- EXERCISE DESCRIPTION
Every line holding the string "протокол" should be gathered.

Saved entries
┄┄┄┄┄┄┄┄┄┄
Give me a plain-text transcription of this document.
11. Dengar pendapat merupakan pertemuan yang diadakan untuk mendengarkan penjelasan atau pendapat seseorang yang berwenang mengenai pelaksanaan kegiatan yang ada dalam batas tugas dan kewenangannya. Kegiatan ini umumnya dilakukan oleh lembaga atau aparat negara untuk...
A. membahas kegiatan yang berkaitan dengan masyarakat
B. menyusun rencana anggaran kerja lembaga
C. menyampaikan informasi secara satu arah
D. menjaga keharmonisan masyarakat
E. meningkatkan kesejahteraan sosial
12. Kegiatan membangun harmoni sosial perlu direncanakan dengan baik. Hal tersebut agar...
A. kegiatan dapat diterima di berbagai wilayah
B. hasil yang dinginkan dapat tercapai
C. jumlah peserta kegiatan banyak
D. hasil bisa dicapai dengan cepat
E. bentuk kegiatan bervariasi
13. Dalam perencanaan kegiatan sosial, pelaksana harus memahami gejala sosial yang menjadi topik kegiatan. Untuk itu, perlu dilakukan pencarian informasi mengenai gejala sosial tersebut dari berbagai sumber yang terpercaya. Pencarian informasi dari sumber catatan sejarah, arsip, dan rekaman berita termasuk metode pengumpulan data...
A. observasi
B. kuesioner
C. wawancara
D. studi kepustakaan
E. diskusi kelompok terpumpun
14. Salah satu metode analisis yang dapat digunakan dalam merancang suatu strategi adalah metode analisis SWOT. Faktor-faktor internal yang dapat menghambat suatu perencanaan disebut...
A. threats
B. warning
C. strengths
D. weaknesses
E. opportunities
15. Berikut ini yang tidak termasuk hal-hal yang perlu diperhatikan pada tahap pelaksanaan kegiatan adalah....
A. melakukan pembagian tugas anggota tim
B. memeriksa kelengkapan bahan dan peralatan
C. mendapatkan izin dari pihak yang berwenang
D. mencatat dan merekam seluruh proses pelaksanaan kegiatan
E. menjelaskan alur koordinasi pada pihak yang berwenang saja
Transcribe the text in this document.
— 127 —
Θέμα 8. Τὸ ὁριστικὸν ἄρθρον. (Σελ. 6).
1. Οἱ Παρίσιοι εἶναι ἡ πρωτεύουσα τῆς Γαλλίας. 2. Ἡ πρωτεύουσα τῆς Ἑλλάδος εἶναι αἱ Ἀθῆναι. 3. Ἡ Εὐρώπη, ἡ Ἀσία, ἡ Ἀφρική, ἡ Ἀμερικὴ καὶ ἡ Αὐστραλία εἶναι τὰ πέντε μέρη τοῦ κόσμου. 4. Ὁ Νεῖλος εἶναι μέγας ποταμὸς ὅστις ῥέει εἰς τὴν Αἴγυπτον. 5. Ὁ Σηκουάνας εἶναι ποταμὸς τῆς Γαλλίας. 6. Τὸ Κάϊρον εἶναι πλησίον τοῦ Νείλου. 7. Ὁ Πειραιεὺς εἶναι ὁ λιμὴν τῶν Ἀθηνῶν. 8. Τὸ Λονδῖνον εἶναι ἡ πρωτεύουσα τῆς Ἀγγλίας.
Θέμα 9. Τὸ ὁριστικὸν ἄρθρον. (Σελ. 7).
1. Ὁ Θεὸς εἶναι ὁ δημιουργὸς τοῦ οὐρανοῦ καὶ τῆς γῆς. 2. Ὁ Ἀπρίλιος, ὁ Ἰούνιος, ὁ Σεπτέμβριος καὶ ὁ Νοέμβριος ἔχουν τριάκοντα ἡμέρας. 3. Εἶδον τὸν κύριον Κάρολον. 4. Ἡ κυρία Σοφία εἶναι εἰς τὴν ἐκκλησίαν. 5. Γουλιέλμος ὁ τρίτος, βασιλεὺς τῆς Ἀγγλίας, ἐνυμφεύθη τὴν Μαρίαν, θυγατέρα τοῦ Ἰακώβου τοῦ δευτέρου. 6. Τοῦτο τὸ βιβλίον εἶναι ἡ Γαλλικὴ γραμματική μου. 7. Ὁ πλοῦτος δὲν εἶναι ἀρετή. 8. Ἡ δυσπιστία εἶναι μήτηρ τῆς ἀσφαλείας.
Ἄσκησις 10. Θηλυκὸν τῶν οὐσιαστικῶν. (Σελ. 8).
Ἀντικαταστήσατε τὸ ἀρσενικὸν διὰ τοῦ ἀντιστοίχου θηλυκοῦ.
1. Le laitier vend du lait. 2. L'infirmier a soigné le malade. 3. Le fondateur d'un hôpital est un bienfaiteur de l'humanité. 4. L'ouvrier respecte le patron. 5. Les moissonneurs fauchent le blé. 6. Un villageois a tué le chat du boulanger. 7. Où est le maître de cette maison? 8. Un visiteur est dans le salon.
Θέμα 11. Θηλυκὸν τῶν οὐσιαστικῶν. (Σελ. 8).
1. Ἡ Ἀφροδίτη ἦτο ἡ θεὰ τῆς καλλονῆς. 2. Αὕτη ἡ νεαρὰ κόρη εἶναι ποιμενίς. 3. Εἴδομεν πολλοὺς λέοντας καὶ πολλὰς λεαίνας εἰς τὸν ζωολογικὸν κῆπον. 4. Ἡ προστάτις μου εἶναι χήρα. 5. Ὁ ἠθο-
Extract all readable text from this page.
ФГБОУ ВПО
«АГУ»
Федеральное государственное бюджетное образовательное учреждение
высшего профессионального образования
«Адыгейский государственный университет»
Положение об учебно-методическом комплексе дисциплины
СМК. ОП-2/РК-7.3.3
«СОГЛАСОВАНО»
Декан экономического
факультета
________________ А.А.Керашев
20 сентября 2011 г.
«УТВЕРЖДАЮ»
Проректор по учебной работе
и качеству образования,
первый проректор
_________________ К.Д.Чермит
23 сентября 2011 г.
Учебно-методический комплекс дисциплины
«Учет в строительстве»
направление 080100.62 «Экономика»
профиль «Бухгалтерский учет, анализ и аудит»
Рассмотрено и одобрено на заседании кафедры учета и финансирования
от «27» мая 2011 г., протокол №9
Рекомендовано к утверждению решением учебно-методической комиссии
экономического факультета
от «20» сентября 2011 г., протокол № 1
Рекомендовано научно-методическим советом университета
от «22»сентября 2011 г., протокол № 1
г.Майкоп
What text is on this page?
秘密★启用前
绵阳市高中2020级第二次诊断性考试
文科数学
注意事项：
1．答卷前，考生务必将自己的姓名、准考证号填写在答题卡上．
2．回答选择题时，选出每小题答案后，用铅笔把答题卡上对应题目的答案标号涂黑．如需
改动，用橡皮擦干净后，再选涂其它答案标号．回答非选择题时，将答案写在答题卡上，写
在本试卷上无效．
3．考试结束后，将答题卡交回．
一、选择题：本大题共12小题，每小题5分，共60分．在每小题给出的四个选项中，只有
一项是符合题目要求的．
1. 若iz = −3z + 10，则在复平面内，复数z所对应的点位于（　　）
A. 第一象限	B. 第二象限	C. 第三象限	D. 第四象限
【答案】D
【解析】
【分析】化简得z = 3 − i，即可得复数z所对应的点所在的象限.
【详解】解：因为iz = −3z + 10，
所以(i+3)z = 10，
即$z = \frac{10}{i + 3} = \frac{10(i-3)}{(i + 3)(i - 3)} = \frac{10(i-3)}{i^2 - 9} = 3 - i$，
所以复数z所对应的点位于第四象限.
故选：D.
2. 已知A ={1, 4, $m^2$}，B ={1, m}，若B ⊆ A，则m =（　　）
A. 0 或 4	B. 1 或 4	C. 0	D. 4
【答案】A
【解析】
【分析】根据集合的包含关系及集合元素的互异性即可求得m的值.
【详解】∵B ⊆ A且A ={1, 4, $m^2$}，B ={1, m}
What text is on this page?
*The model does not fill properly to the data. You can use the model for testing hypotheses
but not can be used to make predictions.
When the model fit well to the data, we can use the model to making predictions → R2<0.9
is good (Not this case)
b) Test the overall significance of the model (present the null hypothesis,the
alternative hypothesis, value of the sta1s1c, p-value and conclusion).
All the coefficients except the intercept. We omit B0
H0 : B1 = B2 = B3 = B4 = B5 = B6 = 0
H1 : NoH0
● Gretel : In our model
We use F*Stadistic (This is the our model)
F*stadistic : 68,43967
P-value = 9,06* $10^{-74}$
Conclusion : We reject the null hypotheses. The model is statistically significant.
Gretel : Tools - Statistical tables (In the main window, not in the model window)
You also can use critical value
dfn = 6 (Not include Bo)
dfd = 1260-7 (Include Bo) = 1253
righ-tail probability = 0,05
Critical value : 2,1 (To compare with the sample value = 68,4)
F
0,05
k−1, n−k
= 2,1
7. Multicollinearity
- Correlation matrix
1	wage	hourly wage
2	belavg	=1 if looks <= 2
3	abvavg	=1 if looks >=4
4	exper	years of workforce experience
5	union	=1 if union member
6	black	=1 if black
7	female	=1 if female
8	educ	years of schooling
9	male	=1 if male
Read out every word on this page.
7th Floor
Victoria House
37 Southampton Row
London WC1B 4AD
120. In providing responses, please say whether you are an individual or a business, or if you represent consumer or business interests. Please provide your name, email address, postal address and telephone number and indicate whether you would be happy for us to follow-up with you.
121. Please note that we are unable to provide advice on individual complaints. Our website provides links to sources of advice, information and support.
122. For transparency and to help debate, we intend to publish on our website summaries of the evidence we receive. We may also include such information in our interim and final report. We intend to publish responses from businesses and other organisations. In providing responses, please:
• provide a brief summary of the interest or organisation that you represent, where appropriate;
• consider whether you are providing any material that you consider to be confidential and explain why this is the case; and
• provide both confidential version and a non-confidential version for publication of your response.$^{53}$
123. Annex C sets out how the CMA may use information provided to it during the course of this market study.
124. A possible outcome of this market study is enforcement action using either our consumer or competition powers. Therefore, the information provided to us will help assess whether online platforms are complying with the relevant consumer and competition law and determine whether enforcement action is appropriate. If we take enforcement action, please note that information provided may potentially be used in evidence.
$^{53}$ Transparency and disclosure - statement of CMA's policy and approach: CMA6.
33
┄┄┄┄┄┄┄┄┄┄
- FULL SOLUTION
от «27» мая 2011 г., протокол №9
от «20» сентября 2011 г., протокол № 1
от «22»сентября 2011 г., протокол № 1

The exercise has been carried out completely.